--- START ---

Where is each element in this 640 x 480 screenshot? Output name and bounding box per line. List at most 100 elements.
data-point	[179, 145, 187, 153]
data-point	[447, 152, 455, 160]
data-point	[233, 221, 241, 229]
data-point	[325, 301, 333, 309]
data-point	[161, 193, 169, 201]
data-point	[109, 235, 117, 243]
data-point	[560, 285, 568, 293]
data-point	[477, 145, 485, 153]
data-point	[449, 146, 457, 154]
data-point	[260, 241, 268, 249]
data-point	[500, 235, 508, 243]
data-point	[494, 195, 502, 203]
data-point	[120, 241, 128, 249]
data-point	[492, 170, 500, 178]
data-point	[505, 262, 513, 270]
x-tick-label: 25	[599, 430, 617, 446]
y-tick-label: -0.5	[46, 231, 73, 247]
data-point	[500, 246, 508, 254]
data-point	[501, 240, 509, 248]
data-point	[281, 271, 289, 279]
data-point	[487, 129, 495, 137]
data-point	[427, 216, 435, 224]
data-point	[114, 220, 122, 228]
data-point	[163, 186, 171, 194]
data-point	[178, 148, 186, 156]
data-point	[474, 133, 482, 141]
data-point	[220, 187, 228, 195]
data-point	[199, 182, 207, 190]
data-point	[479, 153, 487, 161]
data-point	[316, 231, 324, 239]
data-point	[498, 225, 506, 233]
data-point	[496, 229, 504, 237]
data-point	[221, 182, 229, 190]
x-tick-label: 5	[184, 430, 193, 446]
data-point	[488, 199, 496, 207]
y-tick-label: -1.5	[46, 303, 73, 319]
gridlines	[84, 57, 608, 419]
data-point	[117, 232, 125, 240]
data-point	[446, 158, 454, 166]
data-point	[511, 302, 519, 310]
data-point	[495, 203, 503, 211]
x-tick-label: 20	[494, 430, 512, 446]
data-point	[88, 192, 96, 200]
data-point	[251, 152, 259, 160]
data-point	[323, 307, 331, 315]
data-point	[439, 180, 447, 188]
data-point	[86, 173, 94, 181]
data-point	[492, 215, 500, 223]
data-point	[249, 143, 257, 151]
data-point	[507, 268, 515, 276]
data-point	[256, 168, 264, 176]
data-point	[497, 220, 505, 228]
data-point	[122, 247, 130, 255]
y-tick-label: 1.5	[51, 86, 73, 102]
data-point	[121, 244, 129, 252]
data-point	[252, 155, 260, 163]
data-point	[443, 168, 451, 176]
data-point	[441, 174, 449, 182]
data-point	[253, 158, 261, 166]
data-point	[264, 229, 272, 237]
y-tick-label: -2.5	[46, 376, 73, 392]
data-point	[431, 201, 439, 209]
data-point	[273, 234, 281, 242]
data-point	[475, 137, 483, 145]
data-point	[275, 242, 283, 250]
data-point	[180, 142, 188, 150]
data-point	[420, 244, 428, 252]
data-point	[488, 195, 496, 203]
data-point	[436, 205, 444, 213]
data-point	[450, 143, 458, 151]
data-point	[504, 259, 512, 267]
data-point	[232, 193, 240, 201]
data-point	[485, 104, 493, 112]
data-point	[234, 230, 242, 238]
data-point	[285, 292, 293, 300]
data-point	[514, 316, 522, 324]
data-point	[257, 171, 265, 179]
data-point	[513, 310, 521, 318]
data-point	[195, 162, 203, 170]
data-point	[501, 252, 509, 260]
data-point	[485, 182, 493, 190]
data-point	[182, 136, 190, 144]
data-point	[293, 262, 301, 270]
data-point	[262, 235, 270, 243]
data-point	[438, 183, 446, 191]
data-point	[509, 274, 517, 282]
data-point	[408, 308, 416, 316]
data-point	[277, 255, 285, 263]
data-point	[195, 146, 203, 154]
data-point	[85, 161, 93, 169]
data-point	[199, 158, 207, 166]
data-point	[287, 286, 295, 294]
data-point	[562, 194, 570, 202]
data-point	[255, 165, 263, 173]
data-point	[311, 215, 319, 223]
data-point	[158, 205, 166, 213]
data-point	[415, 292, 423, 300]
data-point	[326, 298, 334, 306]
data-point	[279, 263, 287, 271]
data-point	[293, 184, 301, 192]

--- END ---
--- START ---

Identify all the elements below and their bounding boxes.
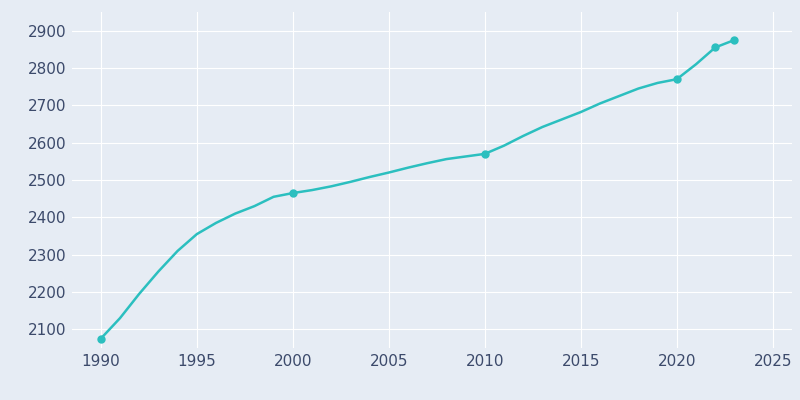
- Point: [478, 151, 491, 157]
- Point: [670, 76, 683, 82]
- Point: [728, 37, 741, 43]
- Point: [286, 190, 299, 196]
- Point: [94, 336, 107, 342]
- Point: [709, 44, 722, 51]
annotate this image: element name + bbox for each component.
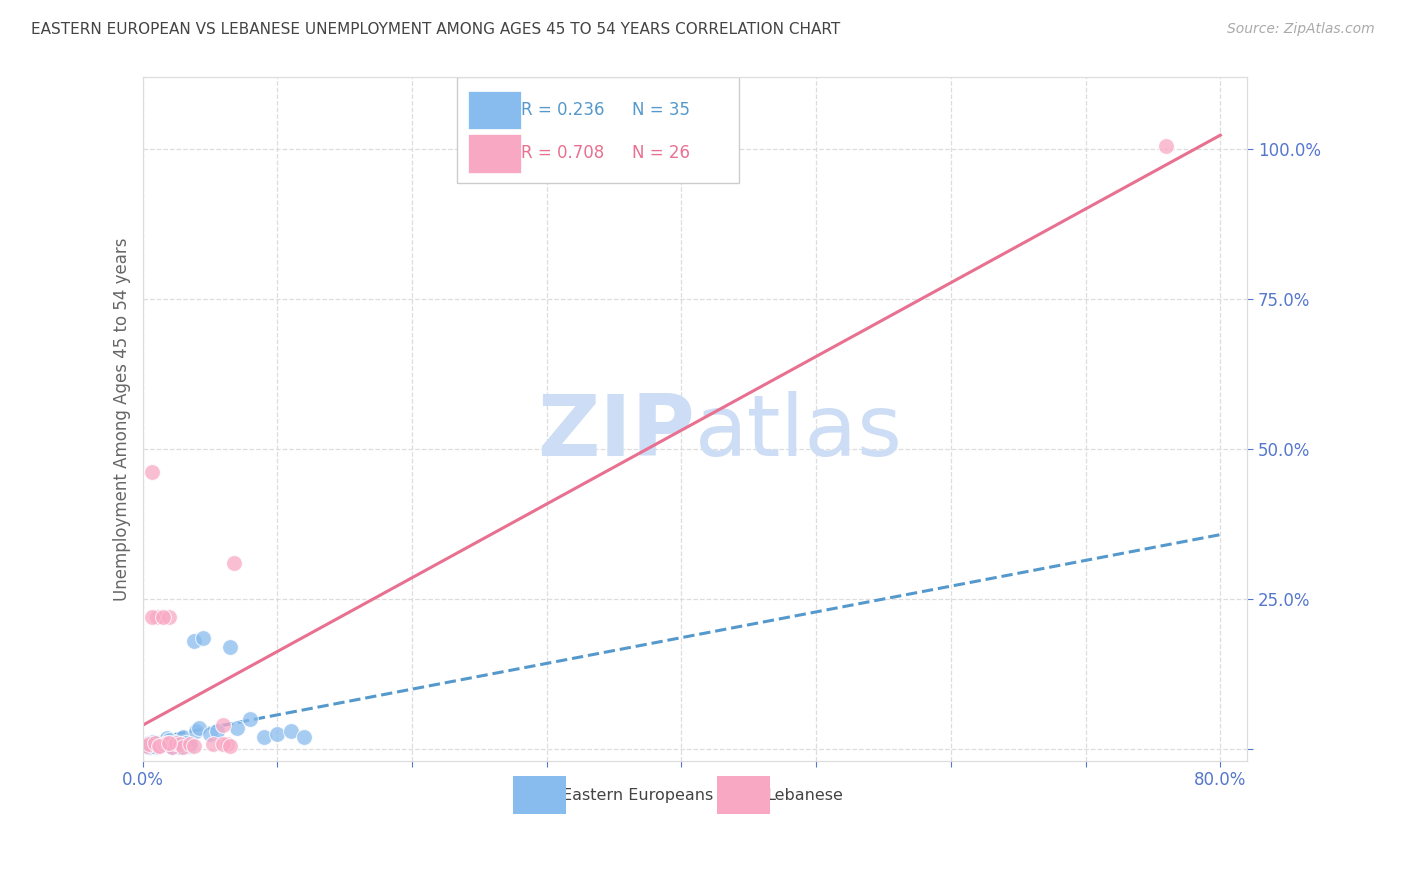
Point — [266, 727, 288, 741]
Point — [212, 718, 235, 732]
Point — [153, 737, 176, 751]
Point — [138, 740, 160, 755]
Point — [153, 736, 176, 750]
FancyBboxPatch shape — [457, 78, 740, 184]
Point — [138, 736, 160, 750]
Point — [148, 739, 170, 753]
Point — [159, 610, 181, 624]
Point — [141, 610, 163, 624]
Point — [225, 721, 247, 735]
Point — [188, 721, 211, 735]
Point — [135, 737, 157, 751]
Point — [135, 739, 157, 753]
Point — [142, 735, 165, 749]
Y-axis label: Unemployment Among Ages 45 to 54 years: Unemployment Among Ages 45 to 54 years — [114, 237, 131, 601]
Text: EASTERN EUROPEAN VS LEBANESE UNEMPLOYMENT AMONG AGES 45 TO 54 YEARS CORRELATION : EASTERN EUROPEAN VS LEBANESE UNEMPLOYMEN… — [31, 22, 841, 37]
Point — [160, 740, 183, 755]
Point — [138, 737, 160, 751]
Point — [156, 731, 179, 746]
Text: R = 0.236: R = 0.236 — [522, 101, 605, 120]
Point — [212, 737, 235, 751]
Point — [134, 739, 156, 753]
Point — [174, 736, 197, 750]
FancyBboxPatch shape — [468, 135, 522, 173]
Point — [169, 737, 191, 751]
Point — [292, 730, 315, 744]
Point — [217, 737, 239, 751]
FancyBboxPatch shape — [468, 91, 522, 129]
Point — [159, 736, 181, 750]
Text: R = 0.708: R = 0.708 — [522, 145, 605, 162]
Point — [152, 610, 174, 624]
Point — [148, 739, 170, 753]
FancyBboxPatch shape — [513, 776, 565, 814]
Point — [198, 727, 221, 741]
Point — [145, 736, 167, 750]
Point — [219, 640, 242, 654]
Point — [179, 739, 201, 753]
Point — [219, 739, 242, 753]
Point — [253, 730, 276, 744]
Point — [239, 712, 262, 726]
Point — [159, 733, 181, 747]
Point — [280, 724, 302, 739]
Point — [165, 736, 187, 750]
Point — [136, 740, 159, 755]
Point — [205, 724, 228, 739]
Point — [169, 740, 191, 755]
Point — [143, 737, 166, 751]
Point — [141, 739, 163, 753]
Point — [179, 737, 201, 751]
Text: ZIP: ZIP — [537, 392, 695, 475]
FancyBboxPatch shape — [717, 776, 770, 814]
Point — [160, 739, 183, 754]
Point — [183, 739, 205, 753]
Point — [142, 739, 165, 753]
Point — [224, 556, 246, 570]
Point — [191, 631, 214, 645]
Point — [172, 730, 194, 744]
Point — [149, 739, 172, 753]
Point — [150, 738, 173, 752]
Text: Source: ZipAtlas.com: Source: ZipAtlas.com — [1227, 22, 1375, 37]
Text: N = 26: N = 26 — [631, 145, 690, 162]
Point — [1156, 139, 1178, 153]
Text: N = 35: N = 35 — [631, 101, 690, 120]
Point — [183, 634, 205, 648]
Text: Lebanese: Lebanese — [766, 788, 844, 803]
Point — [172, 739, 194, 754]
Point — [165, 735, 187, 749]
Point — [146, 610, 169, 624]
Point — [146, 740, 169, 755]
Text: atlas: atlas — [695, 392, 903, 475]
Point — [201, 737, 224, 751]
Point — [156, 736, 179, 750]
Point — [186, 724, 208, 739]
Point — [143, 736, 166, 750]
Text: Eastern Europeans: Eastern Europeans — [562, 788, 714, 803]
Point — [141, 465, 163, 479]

--- END ---

• Task prompt:
Copy the material verbatim, starting with the line that contains "Where is each" and going on through the line that contains "146, 457, 154]", and give only those lines.

• Answer in full:
Where is each element in this 640 x 480 screenshot? Output name and bounding box per line. List at most 100 elements.
data-point	[179, 145, 187, 153]
data-point	[447, 152, 455, 160]
data-point	[233, 221, 241, 229]
data-point	[325, 301, 333, 309]
data-point	[161, 193, 169, 201]
data-point	[109, 235, 117, 243]
data-point	[560, 285, 568, 293]
data-point	[477, 145, 485, 153]
data-point	[449, 146, 457, 154]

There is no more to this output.